## Aim:
Pictures stay out; everything else in the records below is copied exactly.
----- Given data -----
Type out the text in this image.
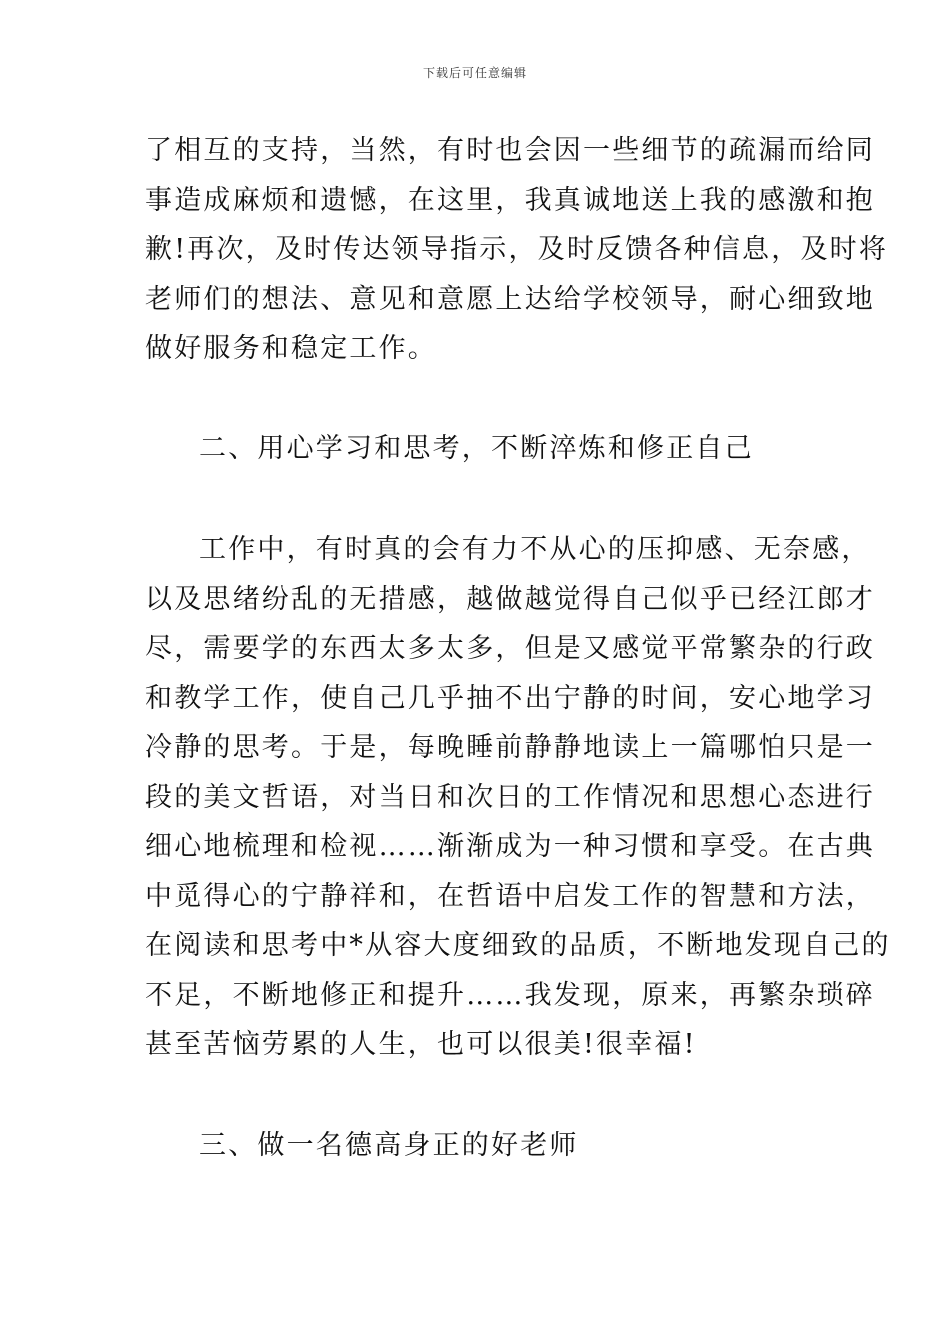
下载后可任意编辑
了相互的支持，当然，有时也会因一些细节的疏漏而给同
事造成麻烦和遗憾，在这里，我真诚地送上我的感激和抱
歉!再次，及时传达领导指示，及时反馈各种信息，及时将
老师们的想法、意见和意愿上达给学校领导，耐心细致地
做好服务和稳定工作。
二、用心学习和思考，不断淬炼和修正自己
工作中，有时真的会有力不从心的压抑感、无奈感，
以及思绪纷乱的无措感，越做越觉得自己似乎已经江郎才
尽，需要学的东西太多太多，但是又感觉平常繁杂的行政
和教学工作，使自己几乎抽不出宁静的时间，安心地学习
冷静的思考。于是，每晚睡前静静地读上一篇哪怕只是一
段的美文哲语，对当日和次日的工作情况和思想心态进行
细心地梳理和检视……渐渐成为一种习惯和享受。在古典
中觅得心的宁静祥和，在哲语中启发工作的智慧和方法，
在阅读和思考中*从容大度细致的品质，不断地发现自己的
不足，不断地修正和提升……我发现，原来，再繁杂琐碎
甚至苦恼劳累的人生，也可以很美!很幸福!
三、做一名德高身正的好老师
-----
## Solution:
Type out the text in this image.
下载后可任意编辑
了相互的支持，当然，有时也会因一些细节的疏漏而给同
事造成麻烦和遗憾，在这里，我真诚地送上我的感激和抱
歉!再次，及时传达领导指示，及时反馈各种信息，及时将
老师们的想法、意见和意愿上达给学校领导，耐心细致地
做好服务和稳定工作。
二、用心学习和思考，不断淬炼和修正自己
工作中，有时真的会有力不从心的压抑感、无奈感，
以及思绪纷乱的无措感，越做越觉得自己似乎已经江郎才
尽，需要学的东西太多太多，但是又感觉平常繁杂的行政
和教学工作，使自己几乎抽不出宁静的时间，安心地学习
冷静的思考。于是，每晚睡前静静地读上一篇哪怕只是一
段的美文哲语，对当日和次日的工作情况和思想心态进行
细心地梳理和检视……渐渐成为一种习惯和享受。在古典
中觅得心的宁静祥和，在哲语中启发工作的智慧和方法，
在阅读和思考中*从容大度细致的品质，不断地发现自己的
不足，不断地修正和提升……我发现，原来，再繁杂琐碎
甚至苦恼劳累的人生，也可以很美!很幸福!
三、做一名德高身正的好老师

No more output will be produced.